* start MATERIAL PROVIDED *

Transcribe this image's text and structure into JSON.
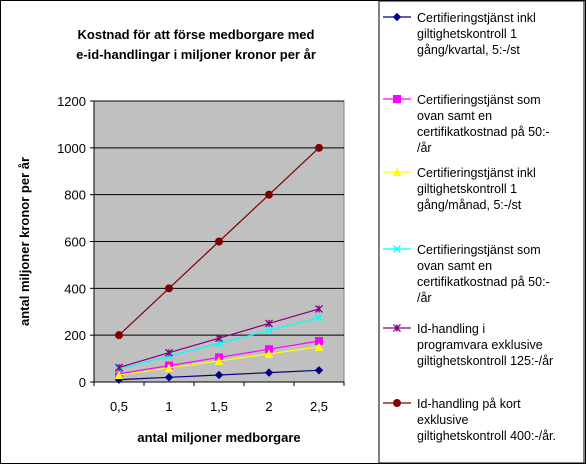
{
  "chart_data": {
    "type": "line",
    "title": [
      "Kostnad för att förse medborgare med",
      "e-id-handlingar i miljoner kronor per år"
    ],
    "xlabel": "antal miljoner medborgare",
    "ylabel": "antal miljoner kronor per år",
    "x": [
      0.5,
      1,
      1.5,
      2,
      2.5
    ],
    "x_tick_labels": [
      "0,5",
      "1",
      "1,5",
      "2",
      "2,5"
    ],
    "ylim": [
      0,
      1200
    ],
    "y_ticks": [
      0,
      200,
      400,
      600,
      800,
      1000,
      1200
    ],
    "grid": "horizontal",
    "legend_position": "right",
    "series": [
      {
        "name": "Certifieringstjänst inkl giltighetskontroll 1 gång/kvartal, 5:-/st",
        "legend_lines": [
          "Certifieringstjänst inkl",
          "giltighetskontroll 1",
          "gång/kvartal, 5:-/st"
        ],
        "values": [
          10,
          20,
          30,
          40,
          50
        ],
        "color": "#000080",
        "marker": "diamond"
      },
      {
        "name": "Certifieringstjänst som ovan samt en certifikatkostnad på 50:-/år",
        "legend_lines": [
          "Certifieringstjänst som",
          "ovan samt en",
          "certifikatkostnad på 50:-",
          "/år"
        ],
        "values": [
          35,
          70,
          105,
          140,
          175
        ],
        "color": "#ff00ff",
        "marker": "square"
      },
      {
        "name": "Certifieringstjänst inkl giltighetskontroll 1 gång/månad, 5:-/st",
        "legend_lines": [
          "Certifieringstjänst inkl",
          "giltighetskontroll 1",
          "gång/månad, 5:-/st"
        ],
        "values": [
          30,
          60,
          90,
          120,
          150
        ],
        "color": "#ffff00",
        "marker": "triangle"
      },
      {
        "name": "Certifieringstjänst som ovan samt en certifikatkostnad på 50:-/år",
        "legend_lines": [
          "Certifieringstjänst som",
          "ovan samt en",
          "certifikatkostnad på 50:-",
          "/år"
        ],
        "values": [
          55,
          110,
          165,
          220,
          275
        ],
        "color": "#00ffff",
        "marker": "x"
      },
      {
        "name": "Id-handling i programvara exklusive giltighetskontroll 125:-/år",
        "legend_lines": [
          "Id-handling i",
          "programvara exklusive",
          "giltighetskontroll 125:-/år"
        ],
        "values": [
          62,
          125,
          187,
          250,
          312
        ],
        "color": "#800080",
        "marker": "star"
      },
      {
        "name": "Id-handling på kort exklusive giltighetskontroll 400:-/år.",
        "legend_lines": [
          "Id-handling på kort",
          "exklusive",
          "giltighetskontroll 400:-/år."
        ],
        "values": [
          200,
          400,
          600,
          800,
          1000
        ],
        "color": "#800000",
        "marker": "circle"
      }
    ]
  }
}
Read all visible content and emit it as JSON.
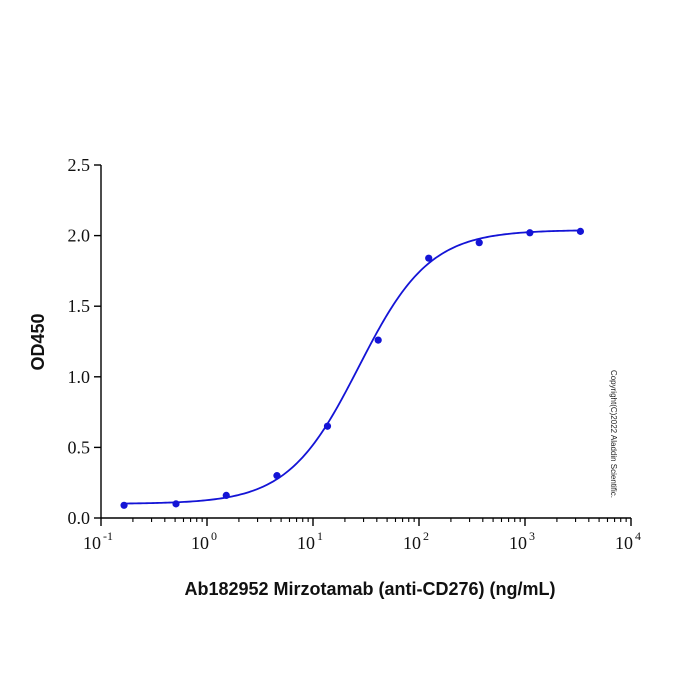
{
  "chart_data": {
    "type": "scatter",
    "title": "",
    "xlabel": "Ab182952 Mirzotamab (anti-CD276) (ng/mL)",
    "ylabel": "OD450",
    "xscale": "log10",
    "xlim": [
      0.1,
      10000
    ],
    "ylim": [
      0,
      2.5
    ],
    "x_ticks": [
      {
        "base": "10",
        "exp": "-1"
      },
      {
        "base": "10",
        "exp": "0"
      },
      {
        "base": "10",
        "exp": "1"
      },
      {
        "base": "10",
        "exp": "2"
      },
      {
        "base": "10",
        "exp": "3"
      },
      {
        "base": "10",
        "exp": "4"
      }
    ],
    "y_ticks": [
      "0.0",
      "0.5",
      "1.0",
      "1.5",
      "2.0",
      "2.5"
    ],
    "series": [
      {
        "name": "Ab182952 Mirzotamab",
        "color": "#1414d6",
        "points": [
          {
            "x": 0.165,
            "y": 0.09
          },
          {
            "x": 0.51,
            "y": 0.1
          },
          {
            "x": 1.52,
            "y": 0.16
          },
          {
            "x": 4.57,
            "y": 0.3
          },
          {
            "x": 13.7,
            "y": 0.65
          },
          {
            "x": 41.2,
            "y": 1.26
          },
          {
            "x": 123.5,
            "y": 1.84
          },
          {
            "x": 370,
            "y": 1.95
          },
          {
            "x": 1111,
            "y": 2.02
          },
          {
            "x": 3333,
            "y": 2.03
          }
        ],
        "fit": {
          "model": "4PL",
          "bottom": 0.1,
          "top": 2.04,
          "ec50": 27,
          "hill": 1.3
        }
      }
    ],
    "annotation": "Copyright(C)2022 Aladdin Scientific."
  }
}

* end MATERIAL PROVIDED *
* start MATERIAL PROVIDED *

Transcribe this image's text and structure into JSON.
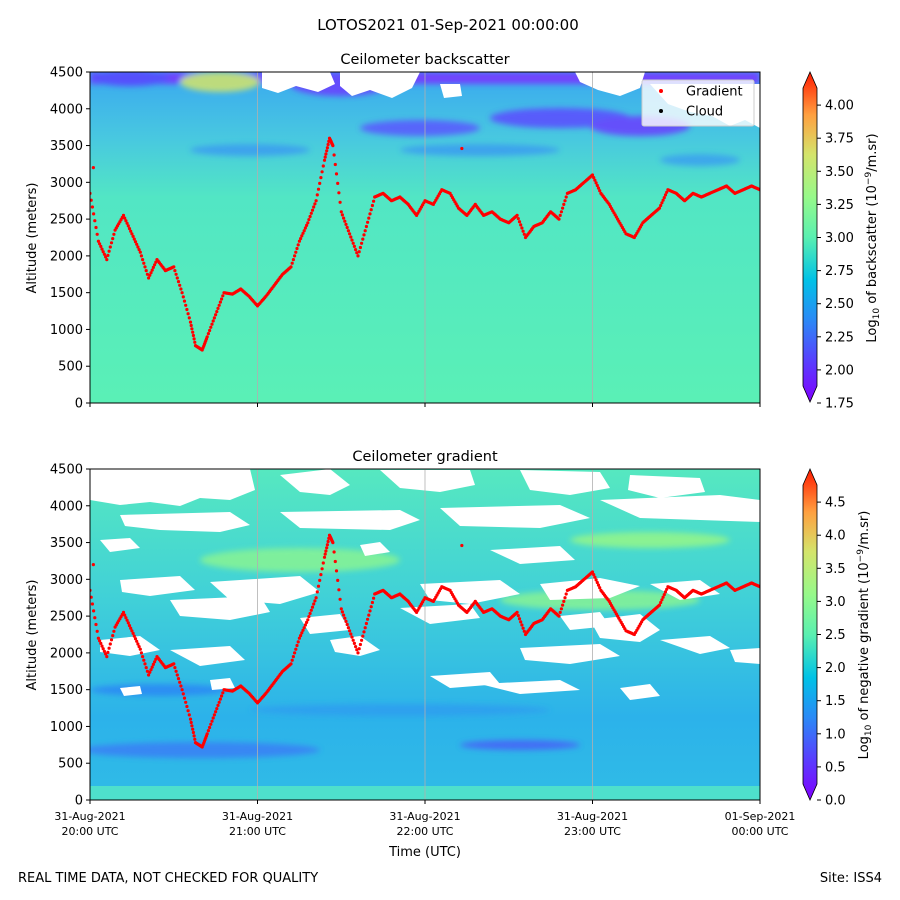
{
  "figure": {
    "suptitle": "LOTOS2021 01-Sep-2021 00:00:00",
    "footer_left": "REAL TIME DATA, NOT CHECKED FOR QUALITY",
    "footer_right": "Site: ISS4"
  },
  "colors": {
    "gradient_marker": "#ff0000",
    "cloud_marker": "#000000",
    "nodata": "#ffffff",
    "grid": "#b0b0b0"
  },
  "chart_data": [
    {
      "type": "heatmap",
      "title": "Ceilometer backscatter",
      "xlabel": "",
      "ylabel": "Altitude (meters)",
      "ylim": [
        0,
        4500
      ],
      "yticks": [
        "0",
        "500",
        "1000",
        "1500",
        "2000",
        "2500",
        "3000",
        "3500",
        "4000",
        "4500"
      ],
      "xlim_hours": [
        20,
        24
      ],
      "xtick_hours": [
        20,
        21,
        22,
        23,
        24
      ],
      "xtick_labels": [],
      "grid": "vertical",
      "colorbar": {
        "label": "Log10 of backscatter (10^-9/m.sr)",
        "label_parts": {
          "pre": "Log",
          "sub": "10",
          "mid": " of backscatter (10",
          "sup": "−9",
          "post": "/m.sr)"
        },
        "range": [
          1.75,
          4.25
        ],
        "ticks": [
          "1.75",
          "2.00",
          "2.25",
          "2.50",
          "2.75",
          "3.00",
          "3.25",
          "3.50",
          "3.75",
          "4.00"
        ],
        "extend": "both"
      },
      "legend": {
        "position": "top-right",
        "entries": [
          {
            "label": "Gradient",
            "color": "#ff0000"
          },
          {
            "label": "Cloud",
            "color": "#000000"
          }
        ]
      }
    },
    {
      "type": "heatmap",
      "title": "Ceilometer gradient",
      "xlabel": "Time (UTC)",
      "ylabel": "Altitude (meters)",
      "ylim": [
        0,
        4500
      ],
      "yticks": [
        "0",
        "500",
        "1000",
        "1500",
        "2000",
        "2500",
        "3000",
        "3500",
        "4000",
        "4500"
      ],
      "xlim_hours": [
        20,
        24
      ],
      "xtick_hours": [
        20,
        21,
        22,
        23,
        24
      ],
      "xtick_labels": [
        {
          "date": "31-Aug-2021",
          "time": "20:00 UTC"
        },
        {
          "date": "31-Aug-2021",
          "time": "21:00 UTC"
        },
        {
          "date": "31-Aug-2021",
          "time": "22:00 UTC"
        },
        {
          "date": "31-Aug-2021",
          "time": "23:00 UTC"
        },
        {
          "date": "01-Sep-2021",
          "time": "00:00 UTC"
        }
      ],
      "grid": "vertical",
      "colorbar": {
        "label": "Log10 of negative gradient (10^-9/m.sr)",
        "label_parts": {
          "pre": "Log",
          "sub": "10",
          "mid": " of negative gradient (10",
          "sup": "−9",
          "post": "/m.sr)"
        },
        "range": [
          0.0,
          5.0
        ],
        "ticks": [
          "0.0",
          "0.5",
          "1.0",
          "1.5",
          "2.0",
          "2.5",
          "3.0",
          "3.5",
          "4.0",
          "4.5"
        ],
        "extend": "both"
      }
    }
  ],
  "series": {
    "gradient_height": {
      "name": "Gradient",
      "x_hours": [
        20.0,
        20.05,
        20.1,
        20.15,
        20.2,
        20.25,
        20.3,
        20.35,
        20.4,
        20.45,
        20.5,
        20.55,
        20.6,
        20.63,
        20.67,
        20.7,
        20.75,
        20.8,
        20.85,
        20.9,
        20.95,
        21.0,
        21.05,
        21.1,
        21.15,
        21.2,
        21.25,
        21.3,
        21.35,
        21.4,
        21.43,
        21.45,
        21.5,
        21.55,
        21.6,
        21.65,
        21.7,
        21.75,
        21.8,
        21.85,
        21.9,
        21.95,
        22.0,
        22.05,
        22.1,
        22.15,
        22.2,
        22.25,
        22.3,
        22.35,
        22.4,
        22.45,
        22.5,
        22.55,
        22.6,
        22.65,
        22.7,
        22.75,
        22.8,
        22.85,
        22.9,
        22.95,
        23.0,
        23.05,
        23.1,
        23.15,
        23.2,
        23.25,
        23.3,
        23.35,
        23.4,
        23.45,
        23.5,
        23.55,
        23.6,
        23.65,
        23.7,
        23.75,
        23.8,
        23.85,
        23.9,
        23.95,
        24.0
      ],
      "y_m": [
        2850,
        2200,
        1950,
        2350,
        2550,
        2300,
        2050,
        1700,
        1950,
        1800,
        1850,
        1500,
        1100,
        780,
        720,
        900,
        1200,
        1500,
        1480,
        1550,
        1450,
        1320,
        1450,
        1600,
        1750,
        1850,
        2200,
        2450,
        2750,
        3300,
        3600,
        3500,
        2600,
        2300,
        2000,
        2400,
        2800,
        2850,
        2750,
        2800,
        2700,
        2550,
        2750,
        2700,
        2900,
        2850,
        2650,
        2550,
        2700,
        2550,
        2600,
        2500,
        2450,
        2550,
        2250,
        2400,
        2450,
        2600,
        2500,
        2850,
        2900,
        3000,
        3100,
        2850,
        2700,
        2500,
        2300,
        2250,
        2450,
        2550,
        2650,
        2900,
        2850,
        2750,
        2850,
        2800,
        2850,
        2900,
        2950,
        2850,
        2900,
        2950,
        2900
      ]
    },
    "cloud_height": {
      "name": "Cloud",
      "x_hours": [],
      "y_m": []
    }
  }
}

* end MATERIAL PROVIDED *

__REQUIRED TASK__. Go through the records line by line and count those containing the string "xlabel". Give only the total.

__RESPONSE FOR THIS EXERCISE__. 4